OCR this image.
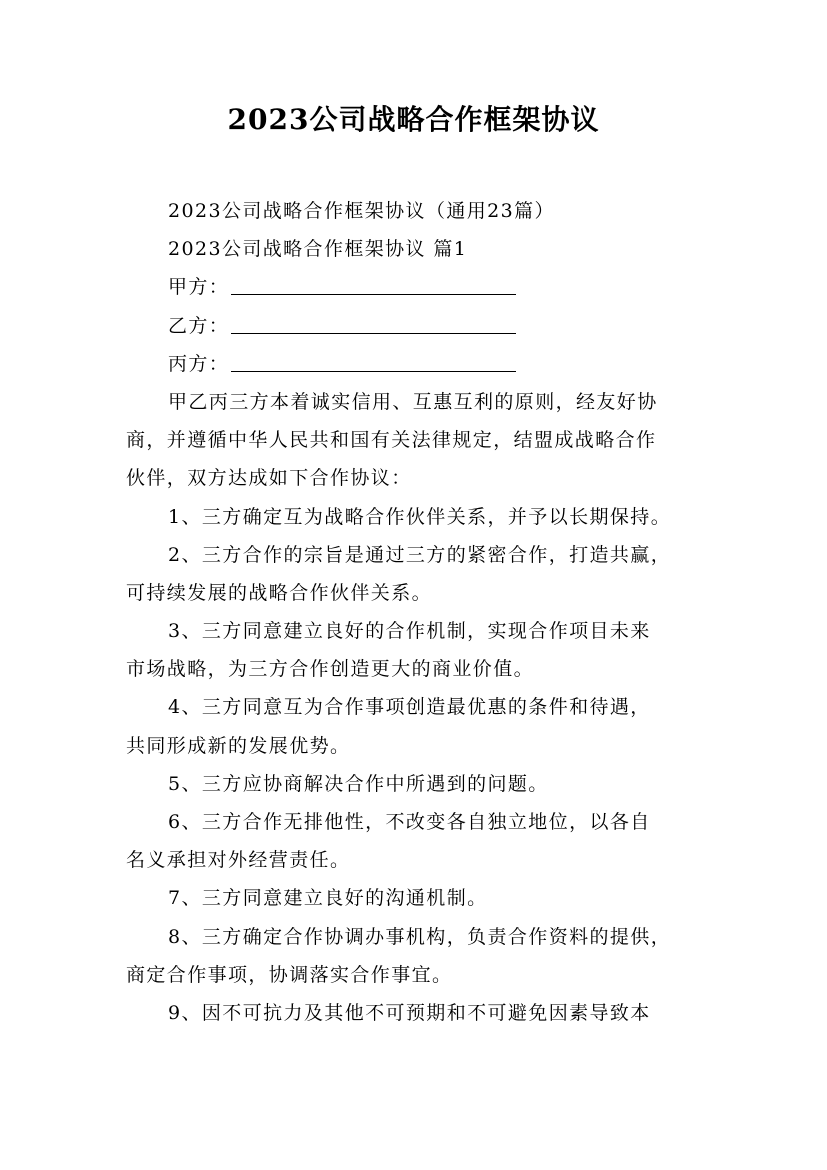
2023公司战略合作框架协议
2023公司战略合作框架协议（通用23篇）
2023公司战略合作框架协议 篇1
甲方：
乙方：
丙方：
甲乙丙三方本着诚实信用、互惠互利的原则，经友好协
商，并遵循中华人民共和国有关法律规定，结盟成战略合作
伙伴，双方达成如下合作协议：
1、三方确定互为战略合作伙伴关系，并予以长期保持。
2、三方合作的宗旨是通过三方的紧密合作，打造共赢，
可持续发展的战略合作伙伴关系。
3、三方同意建立良好的合作机制，实现合作项目未来
市场战略，为三方合作创造更大的商业价值。
4、三方同意互为合作事项创造最优惠的条件和待遇，
共同形成新的发展优势。
5、三方应协商解决合作中所遇到的问题。
6、三方合作无排他性，不改变各自独立地位，以各自
名义承担对外经营责任。
7、三方同意建立良好的沟通机制。
8、三方确定合作协调办事机构，负责合作资料的提供，
商定合作事项，协调落实合作事宜。
9、因不可抗力及其他不可预期和不可避免因素导致本
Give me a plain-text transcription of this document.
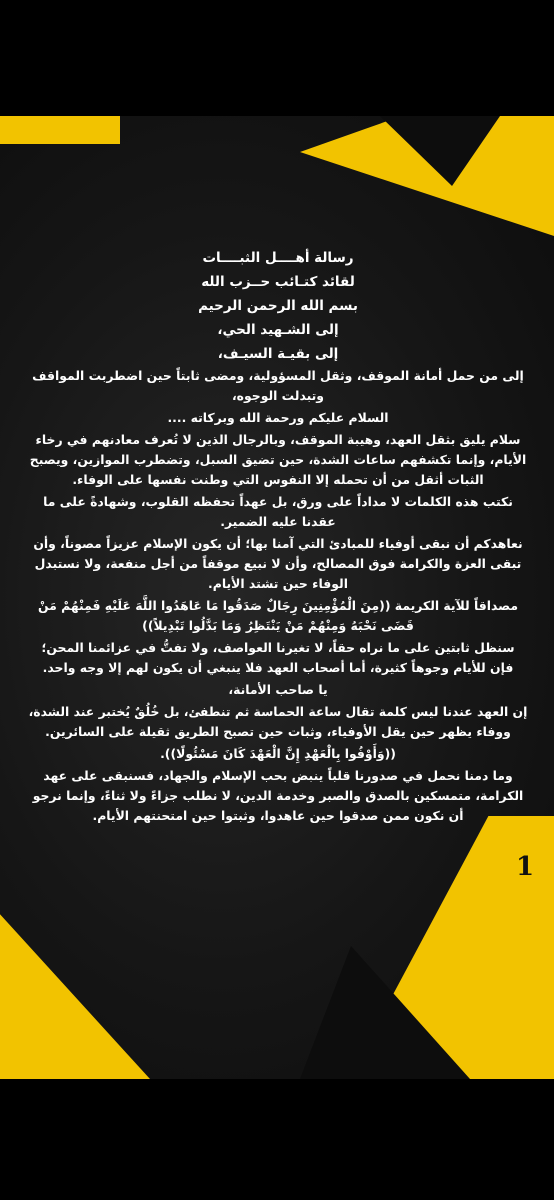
رسالة أهــــل الثبــــات
لقائد كتـائب حــزب الله
بسم الله الرحمن الرحيم
إلى الشـهيد الحي،
إلى بقيـة السيـف،

إلى من حمل أمانة الموقف، وثقل المسؤولية، ومضى ثابتاً حين اضطربت المواقف وتبدلت الوجوه،

السلام عليكم ورحمة الله وبركاته ....

سلام يليق بثقل العهد، وهيبة الموقف، وبالرجال الذين لا تُعرف معادنهم في رخاء الأيام، وإنما تكشفهم ساعات الشدة، حين تضيق السبل، وتضطرب الموازين، ويصبح الثبات أثقل من أن تحمله إلا النفوس التي وطنت نفسها على الوفاء.

نكتب هذه الكلمات لا مداداً على ورق، بل عهداً تحفظه القلوب، وشهادةً على ما عقدنا عليه الضمير.

نعاهدكم أن نبقى أوفياء للمبادئ التي آمنا بها؛ أن يكون الإسلام عزيزاً مصوناً، وأن تبقى العزة والكرامة فوق المصالح، وأن لا نبيع موقفاً من أجل منفعة، ولا نستبدل الوفاء حين تشتد الأيام.

مصداقاً للآية الكريمة ((مِنَ الْمُؤْمِنِينَ رِجَالٌ صَدَقُوا مَا عَاهَدُوا اللَّهَ عَلَيْهِ فَمِنْهُمْ مَنْ قَضَى نَحْبَهُ وَمِنْهُمْ مَنْ يَنْتَظِرُ وَمَا بَدَّلُوا تَبْدِيلاً))

سنظل ثابتين على ما نراه حقاً، لا تغيرنا العواصف، ولا تفتُّ في عزائمنا المحن؛ فإن للأيام وجوهاً كثيرة، أما أصحاب العهد فلا ينبغي أن يكون لهم إلا وجه واحد.

يا صاحب الأمانة،

إن العهد عندنا ليس كلمة تقال ساعة الحماسة ثم تنطفئ، بل خُلُقٌ يُختبر عند الشدة، ووفاء يظهر حين يقل الأوفياء، وثبات حين تصبح الطريق ثقيلة على السائرين.

((وَأَوْفُوا بِالْعَهْدِ إِنَّ الْعَهْدَ كَانَ مَسْئُولًا)).

وما دمنا نحمل في صدورنا قلباً ينبض بحب الإسلام والجهاد، فسنبقى على عهد الكرامة، متمسكين بالصدق والصبر وخدمة الدين، لا نطلب جزاءً ولا ثناءً، وإنما نرجو أن نكون ممن صدقوا حين عاهدوا، وثبتوا حين امتحنتهم الأيام.

1
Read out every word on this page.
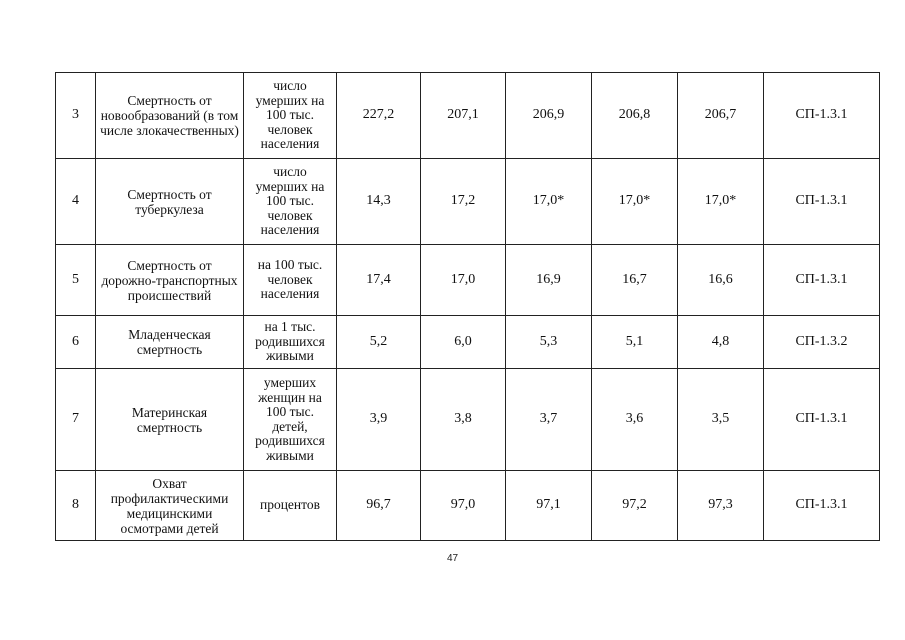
3	Смертность от новообразований (в том числе злокачественных)	число умерших на 100 тыс. человек населения	227,2	207,1	206,9	206,8	206,7	СП-1.3.1
4	Смертность от туберкулеза	число умерших на 100 тыс. человек населения	14,3	17,2	17,0*	17,0*	17,0*	СП-1.3.1
5	Смертность от дорожно-транспортных происшествий	на 100 тыс. человек населения	17,4	17,0	16,9	16,7	16,6	СП-1.3.1
6	Младенческая смертность	на 1 тыс. родившихся живыми	5,2	6,0	5,3	5,1	4,8	СП-1.3.2
7	Материнская смертность	умерших женщин на 100 тыс. детей, родившихся живыми	3,9	3,8	3,7	3,6	3,5	СП-1.3.1
8	Охват профилактическими медицинскими осмотрами детей	процентов	96,7	97,0	97,1	97,2	97,3	СП-1.3.1
47
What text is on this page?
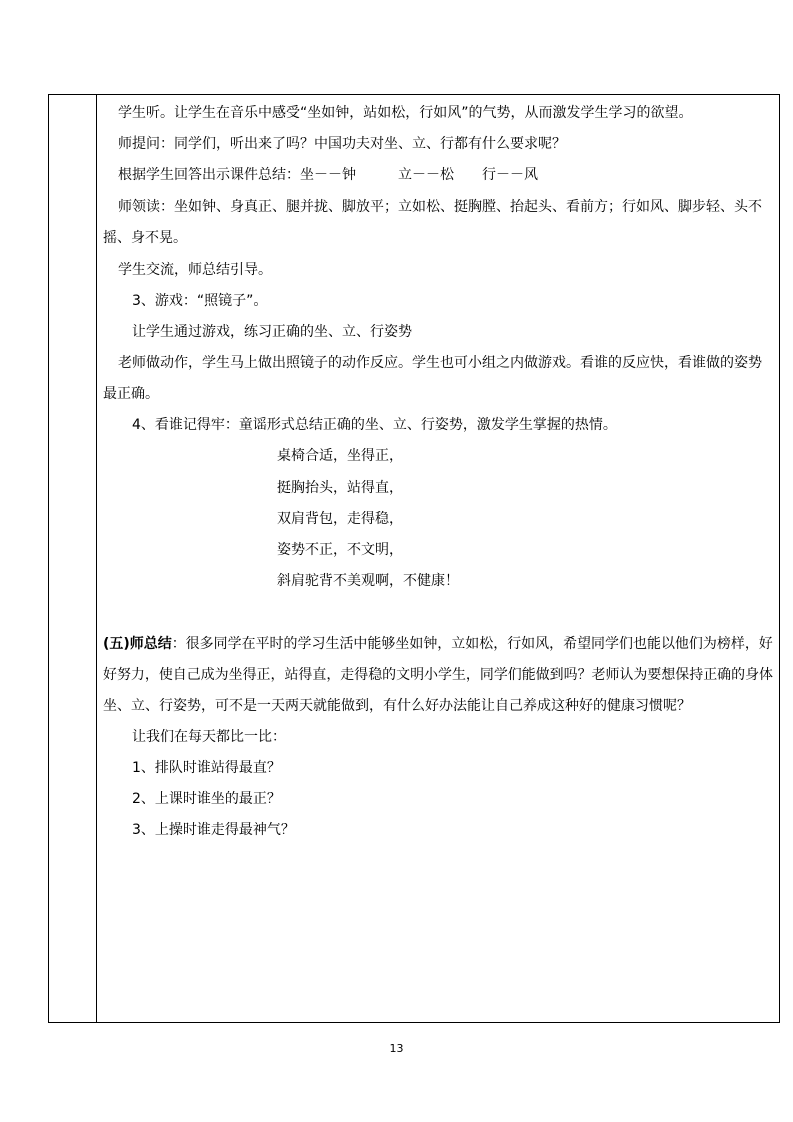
学生听。让学生在音乐中感受“坐如钟，站如松，行如风”的气势，从而激发学生学习的欲望。
师提问：同学们，听出来了吗？中国功夫对坐、立、行都有什么要求呢？
根据学生回答出示课件总结：坐－－钟　　　立－－松　　行－－风
师领读：坐如钟、身真正、腿并拢、脚放平；立如松、挺胸膛、抬起头、看前方；行如风、脚步轻、头不
摇、身不晃。
学生交流，师总结引导。
3、游戏：“照镜子”。
让学生通过游戏，练习正确的坐、立、行姿势
老师做动作，学生马上做出照镜子的动作反应。学生也可小组之内做游戏。看谁的反应快，看谁做的姿势
最正确。
4、看谁记得牢：童谣形式总结正确的坐、立、行姿势，激发学生掌握的热情。
桌椅合适，坐得正，
挺胸抬头，站得直，
双肩背包，走得稳，
姿势不正，不文明，
斜肩驼背不美观啊，不健康！
(五)师总结：很多同学在平时的学习生活中能够坐如钟，立如松，行如风，希望同学们也能以他们为榜样，好
好努力，使自己成为坐得正，站得直，走得稳的文明小学生，同学们能做到吗？老师认为要想保持正确的身体
坐、立、行姿势，可不是一天两天就能做到，有什么好办法能让自己养成这种好的健康习惯呢？
让我们在每天都比一比：
1、排队时谁站得最直？
2、上课时谁坐的最正？
3、上操时谁走得最神气？
13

WHAT IS ASKED
Give the entries again word for word, but skip the pictures.

TASK ANSWER
OCR this image.
2023公司战略合作框架协议
2023公司战略合作框架协议（通用23篇）
2023公司战略合作框架协议 篇1
甲方：
乙方：
丙方：
甲乙丙三方本着诚实信用、互惠互利的原则，经友好协
商，并遵循中华人民共和国有关法律规定，结盟成战略合作
伙伴，双方达成如下合作协议：
1、三方确定互为战略合作伙伴关系，并予以长期保持。
2、三方合作的宗旨是通过三方的紧密合作，打造共赢，
可持续发展的战略合作伙伴关系。
3、三方同意建立良好的合作机制，实现合作项目未来
市场战略，为三方合作创造更大的商业价值。
4、三方同意互为合作事项创造最优惠的条件和待遇，
共同形成新的发展优势。
5、三方应协商解决合作中所遇到的问题。
6、三方合作无排他性，不改变各自独立地位，以各自
名义承担对外经营责任。
7、三方同意建立良好的沟通机制。
8、三方确定合作协调办事机构，负责合作资料的提供，
商定合作事项，协调落实合作事宜。
9、因不可抗力及其他不可预期和不可避免因素导致本
Give me a plain-text transcription of this document.
رسالة أهــــل الثبــــات
لقائد كتـائب حــزب الله
بسم الله الرحمن الرحيم
إلى الشـهيد الحي،
إلى بقيـة السيـف،

إلى من حمل أمانة الموقف، وثقل المسؤولية، ومضى ثابتاً حين اضطربت المواقف وتبدلت الوجوه،

السلام عليكم ورحمة الله وبركاته ....

سلام يليق بثقل العهد، وهيبة الموقف، وبالرجال الذين لا تُعرف معادنهم في رخاء الأيام، وإنما تكشفهم ساعات الشدة، حين تضيق السبل، وتضطرب الموازين، ويصبح الثبات أثقل من أن تحمله إلا النفوس التي وطنت نفسها على الوفاء.

نكتب هذه الكلمات لا مداداً على ورق، بل عهداً تحفظه القلوب، وشهادةً على ما عقدنا عليه الضمير.

نعاهدكم أن نبقى أوفياء للمبادئ التي آمنا بها؛ أن يكون الإسلام عزيزاً مصوناً، وأن تبقى العزة والكرامة فوق المصالح، وأن لا نبيع موقفاً من أجل منفعة، ولا نستبدل الوفاء حين تشتد الأيام.

مصداقاً للآية الكريمة ((مِنَ الْمُؤْمِنِينَ رِجَالٌ صَدَقُوا مَا عَاهَدُوا اللَّهَ عَلَيْهِ فَمِنْهُمْ مَنْ قَضَى نَحْبَهُ وَمِنْهُمْ مَنْ يَنْتَظِرُ وَمَا بَدَّلُوا تَبْدِيلاً))

سنظل ثابتين على ما نراه حقاً، لا تغيرنا العواصف، ولا تفتُّ في عزائمنا المحن؛ فإن للأيام وجوهاً كثيرة، أما أصحاب العهد فلا ينبغي أن يكون لهم إلا وجه واحد.

يا صاحب الأمانة،

إن العهد عندنا ليس كلمة تقال ساعة الحماسة ثم تنطفئ، بل خُلُقٌ يُختبر عند الشدة، ووفاء يظهر حين يقل الأوفياء، وثبات حين تصبح الطريق ثقيلة على السائرين.

((وَأَوْفُوا بِالْعَهْدِ إِنَّ الْعَهْدَ كَانَ مَسْئُولًا)).

وما دمنا نحمل في صدورنا قلباً ينبض بحب الإسلام والجهاد، فسنبقى على عهد الكرامة، متمسكين بالصدق والصبر وخدمة الدين، لا نطلب جزاءً ولا ثناءً، وإنما نرجو أن نكون ممن صدقوا حين عاهدوا، وثبتوا حين امتحنتهم الأيام.

1
Read out every word on this page.
3	Смертность от новообразований (в том числе злокачественных)	число умерших на 100 тыс. человек населения	227,2	207,1	206,9	206,8	206,7	СП-1.3.1
4	Смертность от туберкулеза	число умерших на 100 тыс. человек населения	14,3	17,2	17,0*	17,0*	17,0*	СП-1.3.1
5	Смертность от дорожно-транспортных происшествий	на 100 тыс. человек населения	17,4	17,0	16,9	16,7	16,6	СП-1.3.1
6	Младенческая смертность	на 1 тыс. родившихся живыми	5,2	6,0	5,3	5,1	4,8	СП-1.3.2
7	Материнская смертность	умерших женщин на 100 тыс. детей, родившихся живыми	3,9	3,8	3,7	3,6	3,5	СП-1.3.1
8	Охват профилактическими медицинскими осмотрами детей	процентов	96,7	97,0	97,1	97,2	97,3	СП-1.3.1
47
What text is on this page?
学生听。让学生在音乐中感受“坐如钟，站如松，行如风”的气势，从而激发学生学习的欲望。
师提问：同学们，听出来了吗？中国功夫对坐、立、行都有什么要求呢？
根据学生回答出示课件总结：坐－－钟　　　立－－松　　行－－风
师领读：坐如钟、身真正、腿并拢、脚放平；立如松、挺胸膛、抬起头、看前方；行如风、脚步轻、头不
摇、身不晃。
学生交流，师总结引导。
3、游戏：“照镜子”。
让学生通过游戏，练习正确的坐、立、行姿势
老师做动作，学生马上做出照镜子的动作反应。学生也可小组之内做游戏。看谁的反应快，看谁做的姿势
最正确。
4、看谁记得牢：童谣形式总结正确的坐、立、行姿势，激发学生掌握的热情。
桌椅合适，坐得正，
挺胸抬头，站得直，
双肩背包，走得稳，
姿势不正，不文明，
斜肩驼背不美观啊，不健康！
(五)师总结：很多同学在平时的学习生活中能够坐如钟，立如松，行如风，希望同学们也能以他们为榜样，好
好努力，使自己成为坐得正，站得直，走得稳的文明小学生，同学们能做到吗？老师认为要想保持正确的身体
坐、立、行姿势，可不是一天两天就能做到，有什么好办法能让自己养成这种好的健康习惯呢？
让我们在每天都比一比：
1、排队时谁站得最直？
2、上课时谁坐的最正？
3、上操时谁走得最神气？
13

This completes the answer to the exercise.